• What is being asked
Each line that holds the word "comunicación" counts once; give the total for the records below and nothing else.
━━━━━ Source records ━━━━━
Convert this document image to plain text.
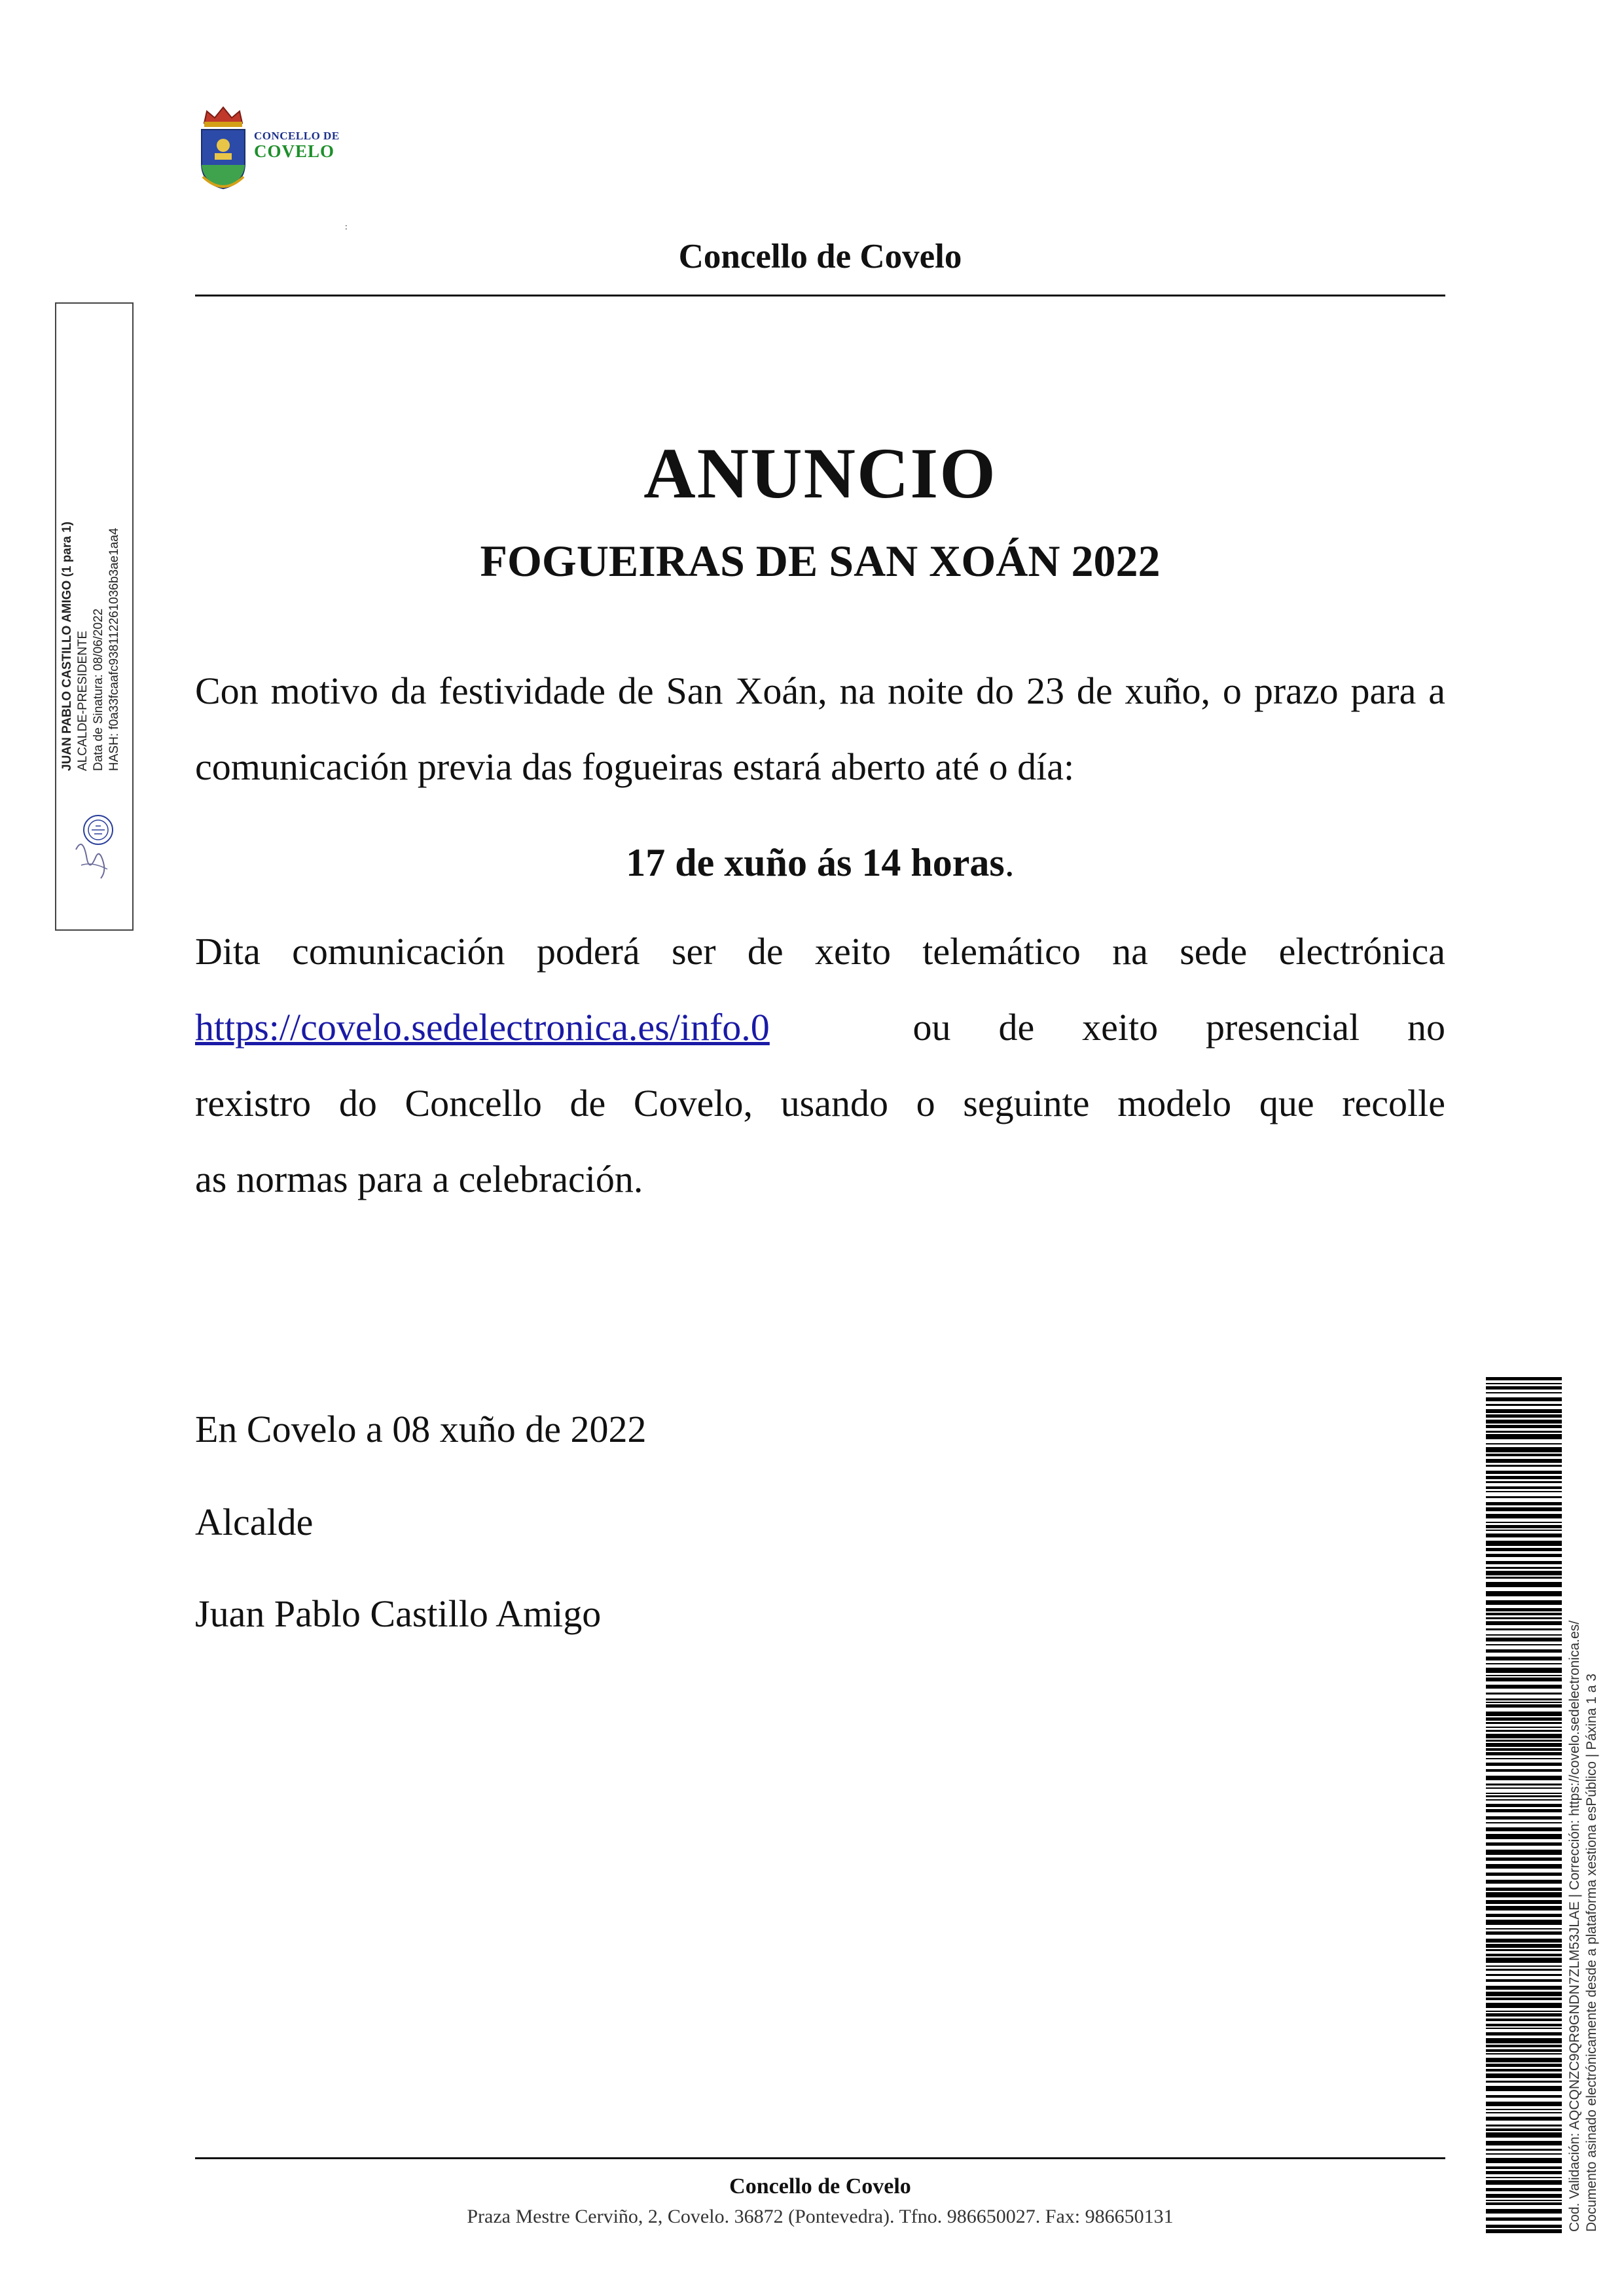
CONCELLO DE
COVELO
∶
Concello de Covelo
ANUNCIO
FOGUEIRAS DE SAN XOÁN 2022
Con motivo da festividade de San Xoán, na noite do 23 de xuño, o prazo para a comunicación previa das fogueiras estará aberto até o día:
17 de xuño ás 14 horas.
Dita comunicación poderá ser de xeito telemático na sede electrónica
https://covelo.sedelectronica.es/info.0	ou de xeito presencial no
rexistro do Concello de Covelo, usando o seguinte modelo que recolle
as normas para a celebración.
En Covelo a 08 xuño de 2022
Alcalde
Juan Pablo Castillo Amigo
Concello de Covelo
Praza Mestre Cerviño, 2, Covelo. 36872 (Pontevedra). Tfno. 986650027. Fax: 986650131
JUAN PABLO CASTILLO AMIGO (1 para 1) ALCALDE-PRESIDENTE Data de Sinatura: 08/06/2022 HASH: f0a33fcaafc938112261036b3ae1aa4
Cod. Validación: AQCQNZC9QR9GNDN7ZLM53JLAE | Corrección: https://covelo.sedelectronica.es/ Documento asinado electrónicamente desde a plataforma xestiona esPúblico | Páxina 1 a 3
━━━━━
• Solution to the exercise
2